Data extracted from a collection
[start]

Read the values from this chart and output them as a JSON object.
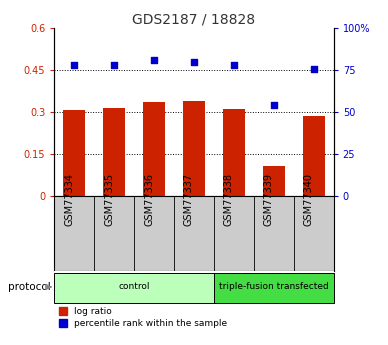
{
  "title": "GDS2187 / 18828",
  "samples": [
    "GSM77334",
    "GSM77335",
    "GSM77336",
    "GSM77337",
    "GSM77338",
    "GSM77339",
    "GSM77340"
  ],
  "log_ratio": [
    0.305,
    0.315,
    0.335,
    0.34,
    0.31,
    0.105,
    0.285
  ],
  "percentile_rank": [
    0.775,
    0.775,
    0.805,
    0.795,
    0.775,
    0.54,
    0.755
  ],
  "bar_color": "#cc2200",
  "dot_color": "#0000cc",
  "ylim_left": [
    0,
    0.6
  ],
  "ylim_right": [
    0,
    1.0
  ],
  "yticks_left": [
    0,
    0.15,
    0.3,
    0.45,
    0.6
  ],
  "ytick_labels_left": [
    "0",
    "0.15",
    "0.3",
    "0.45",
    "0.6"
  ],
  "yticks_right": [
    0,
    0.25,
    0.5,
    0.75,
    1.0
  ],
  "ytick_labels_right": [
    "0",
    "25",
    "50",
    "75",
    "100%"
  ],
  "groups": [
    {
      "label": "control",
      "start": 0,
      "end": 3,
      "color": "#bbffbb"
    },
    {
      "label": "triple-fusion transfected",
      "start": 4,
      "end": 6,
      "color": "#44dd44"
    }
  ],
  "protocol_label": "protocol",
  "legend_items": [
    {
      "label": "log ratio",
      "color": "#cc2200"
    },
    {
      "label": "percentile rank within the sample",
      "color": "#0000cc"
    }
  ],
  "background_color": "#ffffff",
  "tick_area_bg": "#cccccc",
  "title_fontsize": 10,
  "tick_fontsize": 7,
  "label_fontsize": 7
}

[end]

▶ [Set problem]: Retype every entry verbatim and exclude the pictures from the copy.

▶ [The result]:
Read the values from this chart and output them as a JSON object.
{
  "title": "GDS2187 / 18828",
  "samples": [
    "GSM77334",
    "GSM77335",
    "GSM77336",
    "GSM77337",
    "GSM77338",
    "GSM77339",
    "GSM77340"
  ],
  "log_ratio": [
    0.305,
    0.315,
    0.335,
    0.34,
    0.31,
    0.105,
    0.285
  ],
  "percentile_rank": [
    0.775,
    0.775,
    0.805,
    0.795,
    0.775,
    0.54,
    0.755
  ],
  "bar_color": "#cc2200",
  "dot_color": "#0000cc",
  "ylim_left": [
    0,
    0.6
  ],
  "ylim_right": [
    0,
    1.0
  ],
  "yticks_left": [
    0,
    0.15,
    0.3,
    0.45,
    0.6
  ],
  "ytick_labels_left": [
    "0",
    "0.15",
    "0.3",
    "0.45",
    "0.6"
  ],
  "yticks_right": [
    0,
    0.25,
    0.5,
    0.75,
    1.0
  ],
  "ytick_labels_right": [
    "0",
    "25",
    "50",
    "75",
    "100%"
  ],
  "groups": [
    {
      "label": "control",
      "start": 0,
      "end": 3,
      "color": "#bbffbb"
    },
    {
      "label": "triple-fusion transfected",
      "start": 4,
      "end": 6,
      "color": "#44dd44"
    }
  ],
  "protocol_label": "protocol",
  "legend_items": [
    {
      "label": "log ratio",
      "color": "#cc2200"
    },
    {
      "label": "percentile rank within the sample",
      "color": "#0000cc"
    }
  ],
  "background_color": "#ffffff",
  "tick_area_bg": "#cccccc",
  "title_fontsize": 10,
  "tick_fontsize": 7,
  "label_fontsize": 7
}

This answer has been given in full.